— Begin Data shown —

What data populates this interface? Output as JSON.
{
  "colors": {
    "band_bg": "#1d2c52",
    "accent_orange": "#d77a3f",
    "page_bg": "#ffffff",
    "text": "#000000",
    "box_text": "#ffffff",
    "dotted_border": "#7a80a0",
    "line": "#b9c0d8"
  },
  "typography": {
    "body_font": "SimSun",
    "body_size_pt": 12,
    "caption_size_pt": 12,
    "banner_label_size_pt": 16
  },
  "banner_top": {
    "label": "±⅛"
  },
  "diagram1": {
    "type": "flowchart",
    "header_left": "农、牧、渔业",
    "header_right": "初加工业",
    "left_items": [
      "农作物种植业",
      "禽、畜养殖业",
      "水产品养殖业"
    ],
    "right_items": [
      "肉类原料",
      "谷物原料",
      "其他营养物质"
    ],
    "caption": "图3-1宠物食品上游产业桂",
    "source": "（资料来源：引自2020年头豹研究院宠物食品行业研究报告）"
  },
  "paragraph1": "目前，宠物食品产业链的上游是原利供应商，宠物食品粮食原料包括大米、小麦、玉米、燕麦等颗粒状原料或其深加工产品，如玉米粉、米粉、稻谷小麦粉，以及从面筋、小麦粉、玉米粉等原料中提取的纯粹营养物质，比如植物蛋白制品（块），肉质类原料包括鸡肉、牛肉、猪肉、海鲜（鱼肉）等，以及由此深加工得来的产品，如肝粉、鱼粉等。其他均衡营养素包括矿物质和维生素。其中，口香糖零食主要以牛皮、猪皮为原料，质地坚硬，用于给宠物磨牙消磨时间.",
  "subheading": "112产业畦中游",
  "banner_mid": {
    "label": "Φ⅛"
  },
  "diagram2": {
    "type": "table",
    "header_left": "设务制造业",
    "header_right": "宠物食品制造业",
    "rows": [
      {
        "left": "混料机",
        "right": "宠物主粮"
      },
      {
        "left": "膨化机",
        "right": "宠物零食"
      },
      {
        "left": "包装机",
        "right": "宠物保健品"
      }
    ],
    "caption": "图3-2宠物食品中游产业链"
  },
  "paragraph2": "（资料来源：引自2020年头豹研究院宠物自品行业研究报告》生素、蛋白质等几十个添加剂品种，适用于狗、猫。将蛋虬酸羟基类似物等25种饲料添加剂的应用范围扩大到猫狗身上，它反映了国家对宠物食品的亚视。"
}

— End Data shown —
— Begin Data shown —

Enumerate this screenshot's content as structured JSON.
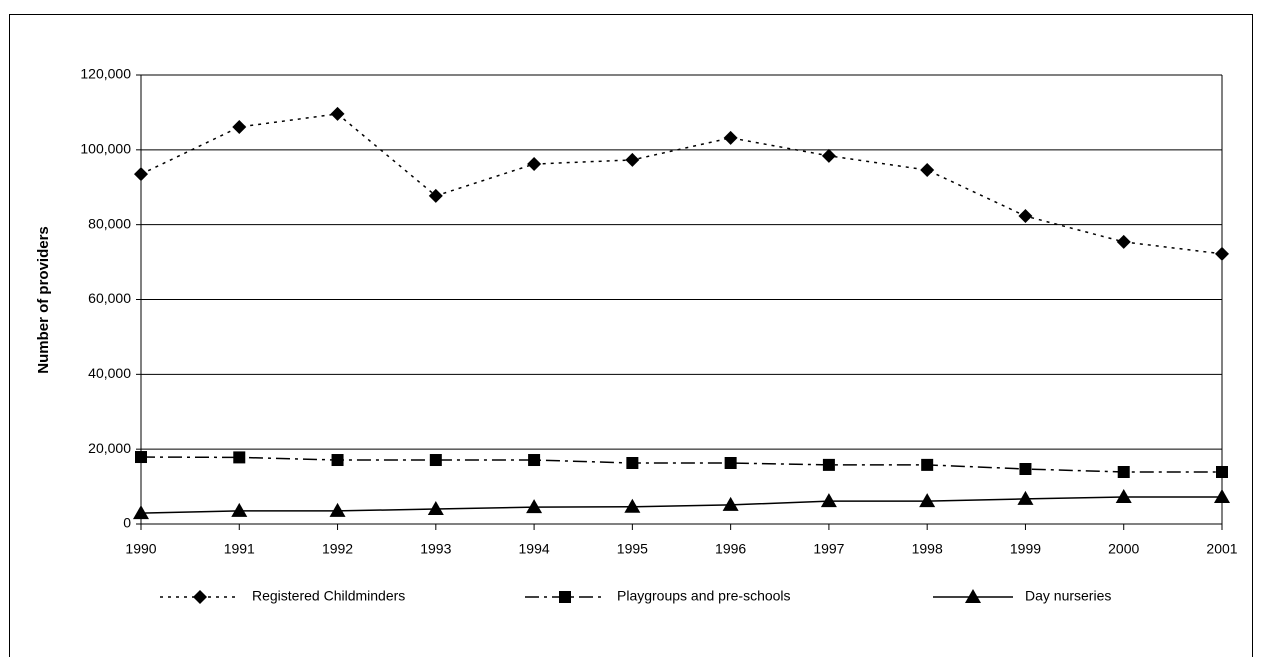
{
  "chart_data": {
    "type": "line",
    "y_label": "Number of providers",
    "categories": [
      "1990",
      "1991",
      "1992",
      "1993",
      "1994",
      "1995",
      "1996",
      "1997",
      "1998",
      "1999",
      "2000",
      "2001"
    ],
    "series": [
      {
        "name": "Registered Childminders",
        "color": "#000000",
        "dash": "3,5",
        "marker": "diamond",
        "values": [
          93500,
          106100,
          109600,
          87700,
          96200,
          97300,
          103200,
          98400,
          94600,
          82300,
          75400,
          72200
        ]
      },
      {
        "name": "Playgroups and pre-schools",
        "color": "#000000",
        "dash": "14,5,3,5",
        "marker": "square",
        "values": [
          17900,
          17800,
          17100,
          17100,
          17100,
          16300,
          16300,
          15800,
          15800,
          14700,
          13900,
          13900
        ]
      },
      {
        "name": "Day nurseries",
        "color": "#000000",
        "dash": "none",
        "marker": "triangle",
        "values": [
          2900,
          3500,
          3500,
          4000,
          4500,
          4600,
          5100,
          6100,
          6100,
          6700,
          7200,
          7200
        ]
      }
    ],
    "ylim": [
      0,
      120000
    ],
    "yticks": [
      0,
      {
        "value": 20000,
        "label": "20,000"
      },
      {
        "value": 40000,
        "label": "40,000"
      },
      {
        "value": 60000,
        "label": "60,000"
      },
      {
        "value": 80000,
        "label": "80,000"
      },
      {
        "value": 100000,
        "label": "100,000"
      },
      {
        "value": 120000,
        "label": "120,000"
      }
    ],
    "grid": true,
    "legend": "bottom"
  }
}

— End Data shown —

> Instructions for the task
Check each line of the data above for the word "name", then state how many lines have it. Give the number alone.

> Output for this task
3